▶ What you need to do:
Copy all of the items below, swapping "colorbar-tick-label" for "colorbar-label" everywhere it appears and changing nothing else. Leave the pictures out of your copy.

▶ Records shown:
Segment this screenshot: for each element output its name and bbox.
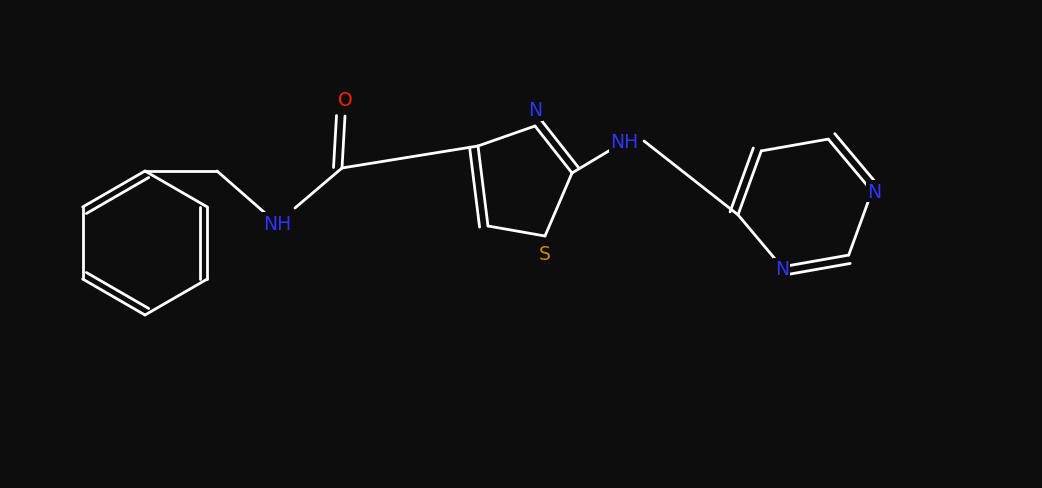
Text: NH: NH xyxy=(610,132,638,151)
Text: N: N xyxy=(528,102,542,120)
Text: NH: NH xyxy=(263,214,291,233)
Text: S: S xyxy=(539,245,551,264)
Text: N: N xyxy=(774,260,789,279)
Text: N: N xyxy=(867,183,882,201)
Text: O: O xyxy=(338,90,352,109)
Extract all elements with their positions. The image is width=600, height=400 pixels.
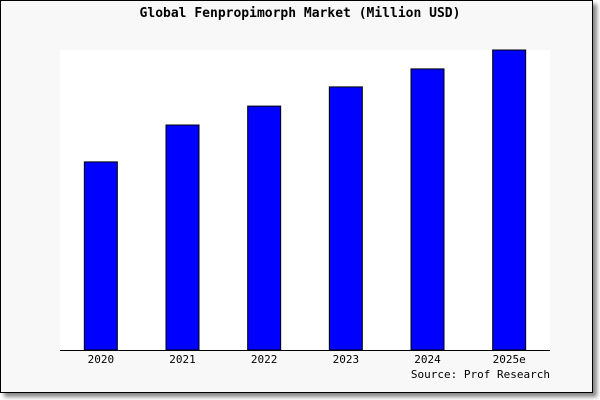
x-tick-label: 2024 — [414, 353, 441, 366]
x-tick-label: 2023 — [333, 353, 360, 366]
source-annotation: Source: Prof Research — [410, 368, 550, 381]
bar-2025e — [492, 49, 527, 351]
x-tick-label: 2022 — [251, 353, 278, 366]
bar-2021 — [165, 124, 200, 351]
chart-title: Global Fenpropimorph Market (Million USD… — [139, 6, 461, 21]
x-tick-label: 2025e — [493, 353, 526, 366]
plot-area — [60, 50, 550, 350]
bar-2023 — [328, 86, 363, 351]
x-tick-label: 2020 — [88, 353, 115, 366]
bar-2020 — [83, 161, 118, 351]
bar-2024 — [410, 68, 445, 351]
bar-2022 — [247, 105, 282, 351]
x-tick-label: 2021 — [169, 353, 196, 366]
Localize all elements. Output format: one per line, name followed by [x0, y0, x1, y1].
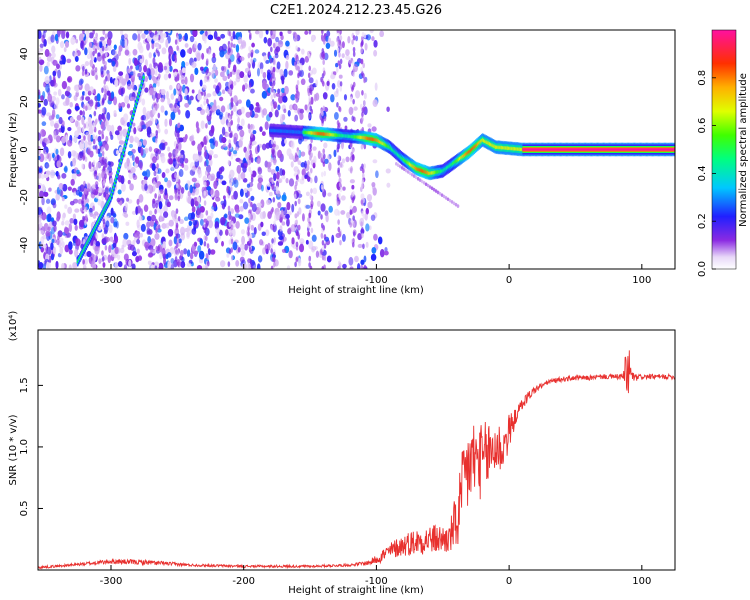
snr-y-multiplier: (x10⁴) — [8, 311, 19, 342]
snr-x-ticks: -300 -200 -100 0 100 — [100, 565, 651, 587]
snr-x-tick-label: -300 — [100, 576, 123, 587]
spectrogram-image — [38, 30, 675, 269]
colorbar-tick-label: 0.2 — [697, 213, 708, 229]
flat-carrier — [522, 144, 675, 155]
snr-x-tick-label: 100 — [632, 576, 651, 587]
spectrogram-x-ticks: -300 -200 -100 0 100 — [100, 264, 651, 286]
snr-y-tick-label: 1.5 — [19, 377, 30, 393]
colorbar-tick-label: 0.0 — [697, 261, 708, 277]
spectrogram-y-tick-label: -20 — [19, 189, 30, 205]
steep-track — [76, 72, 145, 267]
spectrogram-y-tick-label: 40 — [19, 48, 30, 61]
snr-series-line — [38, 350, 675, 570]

▶ Solution below:
Segment this screenshot: for each element output its name and bbox.
Text: NH: NH xyxy=(610,132,638,151)
Text: N: N xyxy=(528,102,542,120)
Text: NH: NH xyxy=(263,214,291,233)
Text: S: S xyxy=(539,245,551,264)
Text: N: N xyxy=(774,260,789,279)
Text: N: N xyxy=(867,183,882,201)
Text: O: O xyxy=(338,90,352,109)
Extract all elements with their positions. The image is width=600, height=400 pixels.
x-tick-label: 2024 — [414, 353, 441, 366]
x-tick-label: 2023 — [333, 353, 360, 366]
source-annotation: Source: Prof Research — [410, 368, 550, 381]
bar-2025e — [492, 49, 527, 351]
x-tick-label: 2022 — [251, 353, 278, 366]
bar-2021 — [165, 124, 200, 351]
chart-title: Global Fenpropimorph Market (Million USD… — [139, 6, 461, 21]
x-tick-label: 2025e — [493, 353, 526, 366]
plot-area — [60, 50, 550, 350]
bar-2023 — [328, 86, 363, 351]
x-tick-label: 2020 — [88, 353, 115, 366]
bar-2020 — [83, 161, 118, 351]
bar-2024 — [410, 68, 445, 351]
bar-2022 — [247, 105, 282, 351]
x-tick-label: 2021 — [169, 353, 196, 366]
Localize all elements. Output format: one per line, name followed by [x0, y0, x1, y1].
snr-y-multiplier: (x10⁴) — [8, 311, 19, 342]
snr-x-ticks: -300 -200 -100 0 100 — [100, 565, 651, 587]
snr-x-tick-label: -300 — [100, 576, 123, 587]
spectrogram-image — [38, 30, 675, 269]
colorbar-label: 0.2 — [697, 213, 708, 229]
flat-carrier — [522, 144, 675, 155]
snr-x-tick-label: 100 — [632, 576, 651, 587]
spectrogram-x-ticks: -300 -200 -100 0 100 — [100, 264, 651, 286]
snr-y-tick-label: 1.5 — [19, 377, 30, 393]
colorbar-label: 0.0 — [697, 261, 708, 277]
spectrogram-y-tick-label: -20 — [19, 189, 30, 205]
steep-track — [76, 72, 145, 267]
spectrogram-y-tick-label: 40 — [19, 48, 30, 61]
snr-series-line — [38, 350, 675, 570]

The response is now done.